### Exercise data

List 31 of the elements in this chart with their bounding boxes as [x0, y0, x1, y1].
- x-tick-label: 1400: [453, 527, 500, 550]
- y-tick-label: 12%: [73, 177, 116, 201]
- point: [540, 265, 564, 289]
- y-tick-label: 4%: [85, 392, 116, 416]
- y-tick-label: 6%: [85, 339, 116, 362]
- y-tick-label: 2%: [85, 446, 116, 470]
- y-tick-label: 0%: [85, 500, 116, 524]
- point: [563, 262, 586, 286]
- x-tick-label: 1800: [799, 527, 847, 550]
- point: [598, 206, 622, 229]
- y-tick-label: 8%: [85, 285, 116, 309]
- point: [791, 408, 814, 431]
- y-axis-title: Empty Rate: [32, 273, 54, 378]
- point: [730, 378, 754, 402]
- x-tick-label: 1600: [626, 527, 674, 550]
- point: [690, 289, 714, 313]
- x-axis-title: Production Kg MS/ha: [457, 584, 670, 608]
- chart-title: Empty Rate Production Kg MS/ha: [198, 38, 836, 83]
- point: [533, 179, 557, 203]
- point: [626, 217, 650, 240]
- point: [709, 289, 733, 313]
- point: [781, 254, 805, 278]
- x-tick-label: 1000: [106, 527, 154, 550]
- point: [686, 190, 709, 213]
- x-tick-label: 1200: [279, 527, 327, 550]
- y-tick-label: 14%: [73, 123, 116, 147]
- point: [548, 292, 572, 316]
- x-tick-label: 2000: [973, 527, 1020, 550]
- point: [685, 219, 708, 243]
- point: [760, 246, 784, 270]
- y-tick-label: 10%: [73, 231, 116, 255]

######

#### What is being asked
Please lay out the lines above as a numbered list, leaving out any blank lines.

#### Solution to this task
1. List 31 of the elements in this chart with their bounding boxes as [x0, y0, x1, y1].
2. - x-tick-label: 1400: [453, 527, 500, 550]
3. - y-tick-label: 12%: [73, 177, 116, 201]
4. - point: [540, 265, 564, 289]
5. - y-tick-label: 4%: [85, 392, 116, 416]
6. - y-tick-label: 6%: [85, 339, 116, 362]
7. - y-tick-label: 2%: [85, 446, 116, 470]
8. - y-tick-label: 0%: [85, 500, 116, 524]
9. - point: [563, 262, 586, 286]
10. - x-tick-label: 1800: [799, 527, 847, 550]
11. - point: [598, 206, 622, 229]
12. - y-tick-label: 8%: [85, 285, 116, 309]
13. - point: [791, 408, 814, 431]
14. - y-axis-title: Empty Rate: [32, 273, 54, 378]
15. - point: [730, 378, 754, 402]
16. - x-tick-label: 1600: [626, 527, 674, 550]
17. - point: [690, 289, 714, 313]
18. - x-axis-title: Production Kg MS/ha: [457, 584, 670, 608]
19. - chart-title: Empty Rate Production Kg MS/ha: [198, 38, 836, 83]
20. - point: [533, 179, 557, 203]
21. - point: [626, 217, 650, 240]
22. - point: [709, 289, 733, 313]
23. - point: [781, 254, 805, 278]
24. - x-tick-label: 1000: [106, 527, 154, 550]
25. - point: [686, 190, 709, 213]
26. - x-tick-label: 1200: [279, 527, 327, 550]
27. - y-tick-label: 14%: [73, 123, 116, 147]
28. - point: [548, 292, 572, 316]
29. - x-tick-label: 2000: [973, 527, 1020, 550]
30. - point: [685, 219, 708, 243]
31. - point: [760, 246, 784, 270]
32. - y-tick-label: 10%: [73, 231, 116, 255]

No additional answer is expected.